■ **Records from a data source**
—————

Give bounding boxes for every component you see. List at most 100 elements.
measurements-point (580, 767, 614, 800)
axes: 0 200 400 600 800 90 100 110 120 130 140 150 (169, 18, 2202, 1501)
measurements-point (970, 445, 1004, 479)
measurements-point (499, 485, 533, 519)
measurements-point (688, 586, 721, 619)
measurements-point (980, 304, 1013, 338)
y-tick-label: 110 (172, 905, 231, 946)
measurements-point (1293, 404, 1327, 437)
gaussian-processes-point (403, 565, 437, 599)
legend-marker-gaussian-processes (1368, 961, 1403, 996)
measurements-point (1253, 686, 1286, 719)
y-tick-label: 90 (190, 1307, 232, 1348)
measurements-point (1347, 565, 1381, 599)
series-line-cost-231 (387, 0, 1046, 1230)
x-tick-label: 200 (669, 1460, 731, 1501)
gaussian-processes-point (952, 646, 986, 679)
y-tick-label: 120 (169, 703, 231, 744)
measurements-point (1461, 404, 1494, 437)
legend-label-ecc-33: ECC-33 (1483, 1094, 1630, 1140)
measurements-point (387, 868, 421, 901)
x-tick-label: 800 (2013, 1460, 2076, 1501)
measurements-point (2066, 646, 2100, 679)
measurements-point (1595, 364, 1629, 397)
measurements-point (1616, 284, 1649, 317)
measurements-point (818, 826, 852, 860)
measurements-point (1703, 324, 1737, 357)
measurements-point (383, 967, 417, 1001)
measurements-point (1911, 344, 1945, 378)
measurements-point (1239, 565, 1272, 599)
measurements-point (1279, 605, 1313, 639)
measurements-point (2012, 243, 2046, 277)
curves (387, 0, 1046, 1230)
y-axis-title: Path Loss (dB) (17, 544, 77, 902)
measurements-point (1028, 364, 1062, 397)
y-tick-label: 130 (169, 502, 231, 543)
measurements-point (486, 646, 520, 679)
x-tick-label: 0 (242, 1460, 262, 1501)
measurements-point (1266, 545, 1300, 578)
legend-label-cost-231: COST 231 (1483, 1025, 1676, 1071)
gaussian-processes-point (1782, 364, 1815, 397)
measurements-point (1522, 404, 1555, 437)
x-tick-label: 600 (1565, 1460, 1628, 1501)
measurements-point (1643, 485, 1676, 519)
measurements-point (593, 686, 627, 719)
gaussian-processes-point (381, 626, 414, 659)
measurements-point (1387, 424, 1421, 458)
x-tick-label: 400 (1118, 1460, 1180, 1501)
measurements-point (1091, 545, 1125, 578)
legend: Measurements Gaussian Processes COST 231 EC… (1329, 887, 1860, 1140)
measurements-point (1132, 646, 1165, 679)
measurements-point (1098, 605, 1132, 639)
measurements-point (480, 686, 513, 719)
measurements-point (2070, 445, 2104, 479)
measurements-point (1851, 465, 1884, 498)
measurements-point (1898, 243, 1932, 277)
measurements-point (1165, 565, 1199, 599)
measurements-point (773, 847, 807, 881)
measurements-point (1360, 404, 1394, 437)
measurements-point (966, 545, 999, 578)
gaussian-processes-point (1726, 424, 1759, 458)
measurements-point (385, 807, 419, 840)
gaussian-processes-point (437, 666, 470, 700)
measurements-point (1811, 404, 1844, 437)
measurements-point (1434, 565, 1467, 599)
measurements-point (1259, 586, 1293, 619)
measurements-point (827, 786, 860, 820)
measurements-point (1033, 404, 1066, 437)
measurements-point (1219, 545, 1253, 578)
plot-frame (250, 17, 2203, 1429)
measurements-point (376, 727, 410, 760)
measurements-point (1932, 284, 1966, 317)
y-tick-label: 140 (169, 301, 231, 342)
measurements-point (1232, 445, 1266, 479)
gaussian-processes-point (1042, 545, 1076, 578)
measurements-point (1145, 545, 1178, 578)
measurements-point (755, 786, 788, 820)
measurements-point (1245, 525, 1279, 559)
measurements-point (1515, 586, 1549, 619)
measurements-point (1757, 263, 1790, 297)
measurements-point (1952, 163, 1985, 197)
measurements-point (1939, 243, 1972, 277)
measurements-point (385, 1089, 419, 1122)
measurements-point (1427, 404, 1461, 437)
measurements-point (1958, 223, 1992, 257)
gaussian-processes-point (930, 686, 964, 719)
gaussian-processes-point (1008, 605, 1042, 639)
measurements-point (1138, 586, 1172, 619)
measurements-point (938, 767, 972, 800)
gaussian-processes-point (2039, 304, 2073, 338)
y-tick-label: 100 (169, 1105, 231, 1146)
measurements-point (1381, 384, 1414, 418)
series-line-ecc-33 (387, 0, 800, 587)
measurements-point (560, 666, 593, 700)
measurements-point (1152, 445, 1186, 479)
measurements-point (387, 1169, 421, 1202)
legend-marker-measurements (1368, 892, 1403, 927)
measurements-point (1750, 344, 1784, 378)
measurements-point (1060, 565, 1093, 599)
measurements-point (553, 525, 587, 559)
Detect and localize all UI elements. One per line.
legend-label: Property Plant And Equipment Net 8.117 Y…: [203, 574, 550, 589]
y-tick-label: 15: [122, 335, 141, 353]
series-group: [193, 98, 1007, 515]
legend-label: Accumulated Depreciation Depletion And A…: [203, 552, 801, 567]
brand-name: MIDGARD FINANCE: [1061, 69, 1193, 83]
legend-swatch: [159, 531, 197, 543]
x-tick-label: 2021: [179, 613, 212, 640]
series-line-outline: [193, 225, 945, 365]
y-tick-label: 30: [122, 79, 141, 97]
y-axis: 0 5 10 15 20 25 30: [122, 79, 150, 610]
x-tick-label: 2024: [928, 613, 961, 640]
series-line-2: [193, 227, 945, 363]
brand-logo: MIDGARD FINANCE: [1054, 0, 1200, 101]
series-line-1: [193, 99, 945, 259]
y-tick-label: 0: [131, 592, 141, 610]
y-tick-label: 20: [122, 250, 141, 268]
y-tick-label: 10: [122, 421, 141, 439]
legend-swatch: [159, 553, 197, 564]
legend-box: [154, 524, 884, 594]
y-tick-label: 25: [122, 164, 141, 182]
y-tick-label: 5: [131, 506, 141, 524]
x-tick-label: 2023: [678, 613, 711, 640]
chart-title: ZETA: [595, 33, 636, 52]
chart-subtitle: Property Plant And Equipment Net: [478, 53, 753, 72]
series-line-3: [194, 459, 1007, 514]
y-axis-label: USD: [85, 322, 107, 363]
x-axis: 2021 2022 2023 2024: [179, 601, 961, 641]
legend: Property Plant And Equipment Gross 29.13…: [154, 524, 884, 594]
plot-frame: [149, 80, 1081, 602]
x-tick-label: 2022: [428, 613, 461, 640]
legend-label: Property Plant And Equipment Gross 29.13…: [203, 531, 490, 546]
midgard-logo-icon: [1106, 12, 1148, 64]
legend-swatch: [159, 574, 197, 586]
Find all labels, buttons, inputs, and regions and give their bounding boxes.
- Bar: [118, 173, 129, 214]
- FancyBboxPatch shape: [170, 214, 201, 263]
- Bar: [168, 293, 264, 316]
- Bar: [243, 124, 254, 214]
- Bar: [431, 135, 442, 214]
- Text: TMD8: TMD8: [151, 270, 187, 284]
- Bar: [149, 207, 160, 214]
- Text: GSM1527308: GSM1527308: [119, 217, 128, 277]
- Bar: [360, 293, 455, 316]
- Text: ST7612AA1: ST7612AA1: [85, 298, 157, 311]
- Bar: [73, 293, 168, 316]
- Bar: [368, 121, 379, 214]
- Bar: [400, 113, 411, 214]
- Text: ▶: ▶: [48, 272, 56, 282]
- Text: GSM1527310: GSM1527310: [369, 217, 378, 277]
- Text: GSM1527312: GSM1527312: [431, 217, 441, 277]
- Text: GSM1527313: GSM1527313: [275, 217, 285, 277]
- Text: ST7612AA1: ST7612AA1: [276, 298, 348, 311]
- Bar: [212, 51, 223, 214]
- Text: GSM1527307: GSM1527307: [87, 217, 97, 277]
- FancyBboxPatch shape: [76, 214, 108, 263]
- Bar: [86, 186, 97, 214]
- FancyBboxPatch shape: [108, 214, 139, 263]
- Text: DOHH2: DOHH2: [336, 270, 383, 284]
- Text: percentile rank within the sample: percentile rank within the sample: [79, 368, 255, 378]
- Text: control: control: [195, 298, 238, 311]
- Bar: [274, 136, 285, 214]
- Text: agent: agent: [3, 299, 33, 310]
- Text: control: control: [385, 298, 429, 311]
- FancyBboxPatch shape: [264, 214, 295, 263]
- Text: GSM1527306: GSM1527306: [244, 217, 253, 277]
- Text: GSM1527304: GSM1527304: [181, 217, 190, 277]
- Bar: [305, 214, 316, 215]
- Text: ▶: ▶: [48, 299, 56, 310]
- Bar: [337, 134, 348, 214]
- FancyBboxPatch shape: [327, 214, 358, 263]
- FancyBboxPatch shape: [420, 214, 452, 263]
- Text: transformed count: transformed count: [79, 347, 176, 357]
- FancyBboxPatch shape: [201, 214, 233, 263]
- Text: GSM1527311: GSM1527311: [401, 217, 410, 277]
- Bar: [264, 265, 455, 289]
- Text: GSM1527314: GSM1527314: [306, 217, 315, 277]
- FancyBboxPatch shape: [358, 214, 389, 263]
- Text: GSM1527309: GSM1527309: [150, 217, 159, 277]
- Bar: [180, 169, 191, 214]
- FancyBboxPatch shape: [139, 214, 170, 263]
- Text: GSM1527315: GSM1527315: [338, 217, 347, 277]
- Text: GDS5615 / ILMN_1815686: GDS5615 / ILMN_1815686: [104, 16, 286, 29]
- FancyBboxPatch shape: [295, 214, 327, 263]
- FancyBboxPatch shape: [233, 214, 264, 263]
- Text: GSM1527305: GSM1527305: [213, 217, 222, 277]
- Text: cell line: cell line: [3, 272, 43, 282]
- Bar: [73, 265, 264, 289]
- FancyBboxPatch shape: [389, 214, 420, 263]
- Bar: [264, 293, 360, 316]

—————

■ **Direction**
Copy out the lines from the first one through the line that contains "y-tick-label: 110 (172, 905, 231, 946)", including both ends, and give nothing else.

■ **Written response**
Give bounding boxes for every component you see. List at most 100 elements.
measurements-point (580, 767, 614, 800)
axes: 0 200 400 600 800 90 100 110 120 130 140 150 (169, 18, 2202, 1501)
measurements-point (970, 445, 1004, 479)
measurements-point (499, 485, 533, 519)
measurements-point (688, 586, 721, 619)
measurements-point (980, 304, 1013, 338)
y-tick-label: 110 (172, 905, 231, 946)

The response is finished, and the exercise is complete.